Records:
---

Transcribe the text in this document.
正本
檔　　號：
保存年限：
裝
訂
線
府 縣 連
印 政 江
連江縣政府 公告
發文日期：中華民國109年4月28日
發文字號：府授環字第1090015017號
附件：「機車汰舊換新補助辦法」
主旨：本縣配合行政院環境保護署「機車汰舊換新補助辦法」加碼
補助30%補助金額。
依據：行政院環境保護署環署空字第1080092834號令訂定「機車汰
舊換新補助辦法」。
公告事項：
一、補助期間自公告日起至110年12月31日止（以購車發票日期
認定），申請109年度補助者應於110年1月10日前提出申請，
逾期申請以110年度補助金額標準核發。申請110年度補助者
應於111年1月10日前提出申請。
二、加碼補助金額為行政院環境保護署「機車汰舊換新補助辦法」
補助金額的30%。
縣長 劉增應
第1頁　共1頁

---

TASK BRIEF: Scan the listing above and identify each line holding the string "機車汰舊換新補助辦法"; copy every such line.

IN RESPONSE:
附件：「機車汰舊換新補助辦法」
主旨：本縣配合行政院環境保護署「機車汰舊換新補助辦法」加碼
二、加碼補助金額為行政院環境保護署「機車汰舊換新補助辦法」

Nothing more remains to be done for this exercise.